## What you should do:
Beginning with the line containing "What data populates" and ending with the last line of the records, set down every line exactly.

## Data for this exercise:
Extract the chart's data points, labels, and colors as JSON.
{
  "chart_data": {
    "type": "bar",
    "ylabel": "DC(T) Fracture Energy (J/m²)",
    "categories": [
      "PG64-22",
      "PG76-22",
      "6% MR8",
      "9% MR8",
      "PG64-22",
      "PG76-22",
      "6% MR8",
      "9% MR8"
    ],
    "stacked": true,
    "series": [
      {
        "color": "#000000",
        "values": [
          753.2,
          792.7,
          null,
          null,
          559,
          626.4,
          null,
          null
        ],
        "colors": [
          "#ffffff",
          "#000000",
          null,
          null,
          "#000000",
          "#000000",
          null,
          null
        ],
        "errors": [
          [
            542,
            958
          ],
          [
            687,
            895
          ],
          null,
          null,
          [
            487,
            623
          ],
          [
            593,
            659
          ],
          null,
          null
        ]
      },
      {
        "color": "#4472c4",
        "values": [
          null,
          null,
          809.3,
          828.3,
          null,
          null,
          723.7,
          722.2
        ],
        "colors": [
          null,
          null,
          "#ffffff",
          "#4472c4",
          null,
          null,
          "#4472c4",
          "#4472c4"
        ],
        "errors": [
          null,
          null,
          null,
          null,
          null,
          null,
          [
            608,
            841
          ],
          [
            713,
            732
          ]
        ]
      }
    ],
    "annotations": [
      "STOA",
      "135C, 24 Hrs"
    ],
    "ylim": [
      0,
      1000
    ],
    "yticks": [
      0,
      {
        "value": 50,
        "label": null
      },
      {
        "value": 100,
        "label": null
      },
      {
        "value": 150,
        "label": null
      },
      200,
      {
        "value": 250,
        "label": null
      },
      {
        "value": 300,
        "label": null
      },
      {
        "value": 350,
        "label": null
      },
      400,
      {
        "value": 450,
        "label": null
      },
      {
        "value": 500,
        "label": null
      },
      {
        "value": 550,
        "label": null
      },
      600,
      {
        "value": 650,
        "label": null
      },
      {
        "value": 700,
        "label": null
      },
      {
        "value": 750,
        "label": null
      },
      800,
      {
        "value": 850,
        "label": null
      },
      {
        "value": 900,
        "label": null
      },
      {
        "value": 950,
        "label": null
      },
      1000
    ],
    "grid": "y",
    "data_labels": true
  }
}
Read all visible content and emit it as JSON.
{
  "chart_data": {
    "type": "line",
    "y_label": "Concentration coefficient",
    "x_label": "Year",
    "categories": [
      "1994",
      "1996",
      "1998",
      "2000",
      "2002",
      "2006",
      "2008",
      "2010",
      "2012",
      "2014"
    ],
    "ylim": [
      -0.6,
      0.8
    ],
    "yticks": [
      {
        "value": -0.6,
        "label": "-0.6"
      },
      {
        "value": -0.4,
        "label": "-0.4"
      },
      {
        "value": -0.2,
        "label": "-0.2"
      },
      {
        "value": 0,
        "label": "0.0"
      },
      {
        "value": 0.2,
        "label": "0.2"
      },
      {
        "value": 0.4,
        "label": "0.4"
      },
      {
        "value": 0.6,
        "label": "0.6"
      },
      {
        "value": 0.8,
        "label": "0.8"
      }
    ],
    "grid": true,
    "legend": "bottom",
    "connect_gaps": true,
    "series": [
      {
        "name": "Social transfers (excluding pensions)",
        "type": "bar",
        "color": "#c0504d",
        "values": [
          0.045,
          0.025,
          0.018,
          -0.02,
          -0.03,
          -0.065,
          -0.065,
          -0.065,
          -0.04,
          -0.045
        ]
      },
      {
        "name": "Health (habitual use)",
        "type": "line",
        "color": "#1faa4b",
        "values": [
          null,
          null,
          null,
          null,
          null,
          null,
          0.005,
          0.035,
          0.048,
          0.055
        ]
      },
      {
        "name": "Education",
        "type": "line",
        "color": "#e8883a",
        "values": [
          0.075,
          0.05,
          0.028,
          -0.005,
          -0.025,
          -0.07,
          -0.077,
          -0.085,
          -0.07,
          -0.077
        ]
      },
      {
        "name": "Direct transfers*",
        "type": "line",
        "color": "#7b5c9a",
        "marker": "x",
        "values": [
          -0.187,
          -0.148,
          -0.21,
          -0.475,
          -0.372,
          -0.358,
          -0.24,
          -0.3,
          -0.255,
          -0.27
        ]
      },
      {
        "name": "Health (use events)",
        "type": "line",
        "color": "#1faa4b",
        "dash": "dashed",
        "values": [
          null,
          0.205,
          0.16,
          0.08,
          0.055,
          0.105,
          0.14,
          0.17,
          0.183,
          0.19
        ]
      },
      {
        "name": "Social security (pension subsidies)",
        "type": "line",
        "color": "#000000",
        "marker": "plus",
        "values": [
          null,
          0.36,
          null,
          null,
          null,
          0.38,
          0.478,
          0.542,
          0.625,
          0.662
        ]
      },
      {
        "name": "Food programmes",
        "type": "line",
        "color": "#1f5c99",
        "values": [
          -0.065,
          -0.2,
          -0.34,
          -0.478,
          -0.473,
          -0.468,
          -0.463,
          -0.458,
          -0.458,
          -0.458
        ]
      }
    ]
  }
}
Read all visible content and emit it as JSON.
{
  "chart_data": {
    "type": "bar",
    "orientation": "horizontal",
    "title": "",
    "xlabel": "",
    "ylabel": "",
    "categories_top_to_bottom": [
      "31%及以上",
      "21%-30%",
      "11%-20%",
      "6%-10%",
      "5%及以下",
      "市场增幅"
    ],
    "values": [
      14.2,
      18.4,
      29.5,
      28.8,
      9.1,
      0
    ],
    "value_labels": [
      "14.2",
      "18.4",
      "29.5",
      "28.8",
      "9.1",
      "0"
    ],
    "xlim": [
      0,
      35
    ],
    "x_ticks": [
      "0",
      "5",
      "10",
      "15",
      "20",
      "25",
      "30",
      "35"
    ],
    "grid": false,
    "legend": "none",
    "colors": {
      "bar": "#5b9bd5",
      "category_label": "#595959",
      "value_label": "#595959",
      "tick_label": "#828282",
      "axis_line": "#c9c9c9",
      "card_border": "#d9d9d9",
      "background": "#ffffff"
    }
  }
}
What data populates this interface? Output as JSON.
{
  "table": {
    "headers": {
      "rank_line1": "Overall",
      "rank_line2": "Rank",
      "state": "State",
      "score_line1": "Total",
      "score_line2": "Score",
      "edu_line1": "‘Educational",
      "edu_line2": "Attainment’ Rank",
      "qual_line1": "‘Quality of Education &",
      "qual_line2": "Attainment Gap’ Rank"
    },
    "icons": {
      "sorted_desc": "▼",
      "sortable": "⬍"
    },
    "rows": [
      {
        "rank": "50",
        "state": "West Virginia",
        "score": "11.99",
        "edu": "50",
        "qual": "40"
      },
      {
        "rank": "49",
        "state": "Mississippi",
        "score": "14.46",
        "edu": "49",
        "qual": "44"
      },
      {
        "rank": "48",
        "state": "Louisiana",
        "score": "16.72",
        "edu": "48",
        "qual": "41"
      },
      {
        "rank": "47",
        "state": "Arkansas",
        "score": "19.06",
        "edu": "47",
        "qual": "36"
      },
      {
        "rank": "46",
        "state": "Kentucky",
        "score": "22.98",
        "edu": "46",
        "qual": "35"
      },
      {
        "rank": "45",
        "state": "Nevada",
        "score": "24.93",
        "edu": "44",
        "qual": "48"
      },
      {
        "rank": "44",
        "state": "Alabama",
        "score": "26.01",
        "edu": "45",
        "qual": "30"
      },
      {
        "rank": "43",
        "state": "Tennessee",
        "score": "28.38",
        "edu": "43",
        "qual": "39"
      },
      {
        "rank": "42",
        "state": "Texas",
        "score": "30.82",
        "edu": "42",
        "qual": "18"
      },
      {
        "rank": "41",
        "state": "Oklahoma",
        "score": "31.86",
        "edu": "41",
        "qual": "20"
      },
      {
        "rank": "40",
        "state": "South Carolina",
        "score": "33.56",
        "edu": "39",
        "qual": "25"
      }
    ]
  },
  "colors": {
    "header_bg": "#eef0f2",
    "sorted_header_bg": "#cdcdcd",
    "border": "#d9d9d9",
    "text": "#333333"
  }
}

## Solved problem:
What data populates this interface? Output as JSON.
{
  "table": {
    "headers": {
      "rank_line1": "Overall",
      "rank_line2": "Rank",
      "state": "State",
      "score_line1": "Total",
      "score_line2": "Score",
      "edu_line1": "‘Educational",
      "edu_line2": "Attainment’ Rank",
      "qual_line1": "‘Quality of Education &",
      "qual_line2": "Attainment Gap’ Rank"
    },
    "icons": {
      "sorted_desc": "▼",
      "sortable": "⬍"
    },
    "rows": [
      {
        "rank": "50",
        "state": "West Virginia",
        "score": "11.99",
        "edu": "50",
        "qual": "40"
      },
      {
        "rank": "49",
        "state": "Mississippi",
        "score": "14.46",
        "edu": "49",
        "qual": "44"
      },
      {
        "rank": "48",
        "state": "Louisiana",
        "score": "16.72",
        "edu": "48",
        "qual": "41"
      },
      {
        "rank": "47",
        "state": "Arkansas",
        "score": "19.06",
        "edu": "47",
        "qual": "36"
      },
      {
        "rank": "46",
        "state": "Kentucky",
        "score": "22.98",
        "edu": "46",
        "qual": "35"
      },
      {
        "rank": "45",
        "state": "Nevada",
        "score": "24.93",
        "edu": "44",
        "qual": "48"
      },
      {
        "rank": "44",
        "state": "Alabama",
        "score": "26.01",
        "edu": "45",
        "qual": "30"
      },
      {
        "rank": "43",
        "state": "Tennessee",
        "score": "28.38",
        "edu": "43",
        "qual": "39"
      },
      {
        "rank": "42",
        "state": "Texas",
        "score": "30.82",
        "edu": "42",
        "qual": "18"
      },
      {
        "rank": "41",
        "state": "Oklahoma",
        "score": "31.86",
        "edu": "41",
        "qual": "20"
      },
      {
        "rank": "40",
        "state": "South Carolina",
        "score": "33.56",
        "edu": "39",
        "qual": "25"
      }
    ]
  },
  "colors": {
    "header_bg": "#eef0f2",
    "sorted_header_bg": "#cdcdcd",
    "border": "#d9d9d9",
    "text": "#333333"
  }
}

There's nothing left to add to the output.